TASK TO CARRY OUT — Identify all lines below that hold "Ciudad" and collect them.

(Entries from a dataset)
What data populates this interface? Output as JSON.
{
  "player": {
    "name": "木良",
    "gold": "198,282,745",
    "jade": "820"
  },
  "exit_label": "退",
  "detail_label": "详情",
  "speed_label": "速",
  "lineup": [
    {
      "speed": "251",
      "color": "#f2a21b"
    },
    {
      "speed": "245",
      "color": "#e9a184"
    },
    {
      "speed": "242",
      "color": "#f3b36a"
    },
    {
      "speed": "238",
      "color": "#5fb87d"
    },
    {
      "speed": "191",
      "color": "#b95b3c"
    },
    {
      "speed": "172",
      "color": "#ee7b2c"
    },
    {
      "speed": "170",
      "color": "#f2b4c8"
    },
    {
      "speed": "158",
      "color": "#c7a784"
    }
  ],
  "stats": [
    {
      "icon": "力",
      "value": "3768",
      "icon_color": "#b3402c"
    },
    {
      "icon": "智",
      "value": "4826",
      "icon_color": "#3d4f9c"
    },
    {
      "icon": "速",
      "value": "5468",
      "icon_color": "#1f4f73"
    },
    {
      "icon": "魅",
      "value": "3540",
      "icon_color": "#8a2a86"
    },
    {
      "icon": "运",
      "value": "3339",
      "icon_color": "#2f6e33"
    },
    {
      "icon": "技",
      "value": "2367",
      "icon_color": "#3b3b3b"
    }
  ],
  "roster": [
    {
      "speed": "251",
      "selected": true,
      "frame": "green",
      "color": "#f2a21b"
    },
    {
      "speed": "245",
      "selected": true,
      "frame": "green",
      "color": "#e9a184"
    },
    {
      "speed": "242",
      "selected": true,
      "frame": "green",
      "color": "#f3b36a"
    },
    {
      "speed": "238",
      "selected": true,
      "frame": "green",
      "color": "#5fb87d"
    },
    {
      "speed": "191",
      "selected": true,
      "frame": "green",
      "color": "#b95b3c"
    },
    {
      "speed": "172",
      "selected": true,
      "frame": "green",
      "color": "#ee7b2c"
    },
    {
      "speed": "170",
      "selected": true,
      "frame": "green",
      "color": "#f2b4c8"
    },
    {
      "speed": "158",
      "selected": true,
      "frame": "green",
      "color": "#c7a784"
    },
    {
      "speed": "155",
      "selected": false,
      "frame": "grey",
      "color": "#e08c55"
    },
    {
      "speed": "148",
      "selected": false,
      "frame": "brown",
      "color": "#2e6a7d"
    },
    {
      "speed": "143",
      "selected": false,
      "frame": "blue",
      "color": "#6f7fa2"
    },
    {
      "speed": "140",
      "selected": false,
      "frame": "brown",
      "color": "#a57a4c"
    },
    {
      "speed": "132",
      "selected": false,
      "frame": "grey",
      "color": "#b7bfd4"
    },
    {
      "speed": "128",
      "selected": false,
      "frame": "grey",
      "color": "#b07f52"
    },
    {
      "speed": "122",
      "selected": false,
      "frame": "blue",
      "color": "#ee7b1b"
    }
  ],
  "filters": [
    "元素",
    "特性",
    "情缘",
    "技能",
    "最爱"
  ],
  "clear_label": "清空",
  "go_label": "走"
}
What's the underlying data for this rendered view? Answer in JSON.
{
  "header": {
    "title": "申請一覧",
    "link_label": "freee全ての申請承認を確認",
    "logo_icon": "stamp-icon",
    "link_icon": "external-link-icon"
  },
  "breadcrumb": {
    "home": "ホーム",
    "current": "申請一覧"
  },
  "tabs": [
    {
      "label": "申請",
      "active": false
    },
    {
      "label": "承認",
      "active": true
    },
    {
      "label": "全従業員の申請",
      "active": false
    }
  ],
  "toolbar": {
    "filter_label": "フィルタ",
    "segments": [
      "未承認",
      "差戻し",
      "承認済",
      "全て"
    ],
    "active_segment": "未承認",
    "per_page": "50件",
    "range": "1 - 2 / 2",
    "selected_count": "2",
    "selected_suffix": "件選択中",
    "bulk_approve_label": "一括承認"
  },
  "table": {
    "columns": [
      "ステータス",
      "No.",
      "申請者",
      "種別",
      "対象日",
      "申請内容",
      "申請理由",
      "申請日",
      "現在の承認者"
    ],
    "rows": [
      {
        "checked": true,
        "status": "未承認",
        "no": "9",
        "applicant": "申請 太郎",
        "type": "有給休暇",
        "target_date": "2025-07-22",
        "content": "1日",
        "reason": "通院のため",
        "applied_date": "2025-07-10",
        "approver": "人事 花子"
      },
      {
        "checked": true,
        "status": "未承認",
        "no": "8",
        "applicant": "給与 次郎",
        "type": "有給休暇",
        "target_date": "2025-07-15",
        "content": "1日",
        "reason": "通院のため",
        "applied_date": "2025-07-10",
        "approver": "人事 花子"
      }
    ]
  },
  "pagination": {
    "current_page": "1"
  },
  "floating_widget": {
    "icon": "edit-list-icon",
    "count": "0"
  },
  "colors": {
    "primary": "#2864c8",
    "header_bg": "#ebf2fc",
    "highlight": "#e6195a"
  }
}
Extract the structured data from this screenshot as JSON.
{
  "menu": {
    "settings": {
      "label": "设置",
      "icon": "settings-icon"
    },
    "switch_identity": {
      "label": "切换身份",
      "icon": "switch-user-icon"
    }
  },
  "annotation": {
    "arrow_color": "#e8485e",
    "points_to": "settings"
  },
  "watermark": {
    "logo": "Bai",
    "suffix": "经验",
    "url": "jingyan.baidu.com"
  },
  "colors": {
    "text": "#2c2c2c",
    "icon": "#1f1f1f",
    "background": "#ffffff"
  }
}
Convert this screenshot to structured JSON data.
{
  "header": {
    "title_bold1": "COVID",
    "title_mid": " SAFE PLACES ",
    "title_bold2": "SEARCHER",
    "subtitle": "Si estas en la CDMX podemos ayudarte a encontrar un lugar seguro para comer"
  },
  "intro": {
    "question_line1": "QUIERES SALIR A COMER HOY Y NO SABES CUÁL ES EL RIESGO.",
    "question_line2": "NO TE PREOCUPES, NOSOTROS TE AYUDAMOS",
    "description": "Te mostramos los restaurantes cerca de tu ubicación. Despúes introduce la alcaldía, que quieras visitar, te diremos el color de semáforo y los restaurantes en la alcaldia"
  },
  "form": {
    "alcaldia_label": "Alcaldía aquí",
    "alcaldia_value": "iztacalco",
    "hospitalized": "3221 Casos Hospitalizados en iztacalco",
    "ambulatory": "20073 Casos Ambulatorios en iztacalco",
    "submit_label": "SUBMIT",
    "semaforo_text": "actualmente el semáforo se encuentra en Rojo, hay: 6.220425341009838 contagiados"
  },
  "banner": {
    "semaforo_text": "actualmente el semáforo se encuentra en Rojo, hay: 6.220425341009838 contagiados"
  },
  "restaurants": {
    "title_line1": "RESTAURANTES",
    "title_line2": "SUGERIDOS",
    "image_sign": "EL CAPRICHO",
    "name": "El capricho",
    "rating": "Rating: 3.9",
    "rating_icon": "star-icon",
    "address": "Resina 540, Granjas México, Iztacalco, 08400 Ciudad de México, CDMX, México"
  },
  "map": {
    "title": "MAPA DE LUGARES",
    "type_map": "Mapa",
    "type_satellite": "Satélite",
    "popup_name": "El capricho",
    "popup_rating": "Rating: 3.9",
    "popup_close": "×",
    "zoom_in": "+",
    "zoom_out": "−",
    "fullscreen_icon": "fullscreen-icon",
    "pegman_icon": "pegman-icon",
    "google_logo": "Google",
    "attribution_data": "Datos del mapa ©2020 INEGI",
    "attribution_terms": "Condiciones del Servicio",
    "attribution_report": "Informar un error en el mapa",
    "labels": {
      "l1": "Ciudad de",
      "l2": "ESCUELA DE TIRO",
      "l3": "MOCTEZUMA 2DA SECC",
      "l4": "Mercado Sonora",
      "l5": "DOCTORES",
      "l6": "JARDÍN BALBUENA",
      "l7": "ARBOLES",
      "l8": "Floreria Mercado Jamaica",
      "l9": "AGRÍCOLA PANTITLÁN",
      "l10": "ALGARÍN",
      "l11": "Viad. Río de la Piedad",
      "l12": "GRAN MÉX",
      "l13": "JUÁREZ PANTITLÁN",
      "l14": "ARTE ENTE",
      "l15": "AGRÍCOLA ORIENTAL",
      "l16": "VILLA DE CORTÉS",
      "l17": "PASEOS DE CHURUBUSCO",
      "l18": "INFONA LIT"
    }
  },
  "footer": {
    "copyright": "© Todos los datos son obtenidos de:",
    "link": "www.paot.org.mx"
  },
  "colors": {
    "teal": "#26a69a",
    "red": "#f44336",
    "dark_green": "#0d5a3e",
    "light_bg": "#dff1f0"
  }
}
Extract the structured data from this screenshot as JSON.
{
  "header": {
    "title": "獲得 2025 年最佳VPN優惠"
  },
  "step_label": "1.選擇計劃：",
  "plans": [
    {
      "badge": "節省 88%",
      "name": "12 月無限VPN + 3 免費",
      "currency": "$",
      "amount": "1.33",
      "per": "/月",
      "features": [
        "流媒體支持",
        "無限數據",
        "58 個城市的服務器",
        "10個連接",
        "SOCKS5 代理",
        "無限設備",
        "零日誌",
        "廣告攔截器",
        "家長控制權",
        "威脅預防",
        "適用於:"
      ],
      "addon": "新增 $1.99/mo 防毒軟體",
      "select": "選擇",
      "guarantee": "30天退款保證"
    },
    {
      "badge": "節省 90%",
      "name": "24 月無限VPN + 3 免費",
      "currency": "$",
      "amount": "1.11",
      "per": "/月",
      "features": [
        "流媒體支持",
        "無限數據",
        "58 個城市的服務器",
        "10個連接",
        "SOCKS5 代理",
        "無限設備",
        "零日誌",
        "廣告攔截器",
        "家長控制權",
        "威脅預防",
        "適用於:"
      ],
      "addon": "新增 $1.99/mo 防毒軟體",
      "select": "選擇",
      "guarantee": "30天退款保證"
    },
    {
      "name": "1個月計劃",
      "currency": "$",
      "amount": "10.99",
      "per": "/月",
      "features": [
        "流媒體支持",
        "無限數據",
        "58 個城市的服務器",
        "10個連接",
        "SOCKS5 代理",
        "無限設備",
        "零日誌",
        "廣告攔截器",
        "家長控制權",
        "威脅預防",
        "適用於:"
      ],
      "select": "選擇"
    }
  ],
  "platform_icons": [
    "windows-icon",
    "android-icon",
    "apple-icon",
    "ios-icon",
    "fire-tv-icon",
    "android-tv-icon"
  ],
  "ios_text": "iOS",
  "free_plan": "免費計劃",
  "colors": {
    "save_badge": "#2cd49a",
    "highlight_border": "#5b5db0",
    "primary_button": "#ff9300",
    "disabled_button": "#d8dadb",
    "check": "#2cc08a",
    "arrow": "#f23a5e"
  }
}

CORRECT ANSWER —
    "address": "Resina 540, Granjas México, Iztacalco, 08400 Ciudad de México, CDMX, México"
      "l1": "Ciudad de",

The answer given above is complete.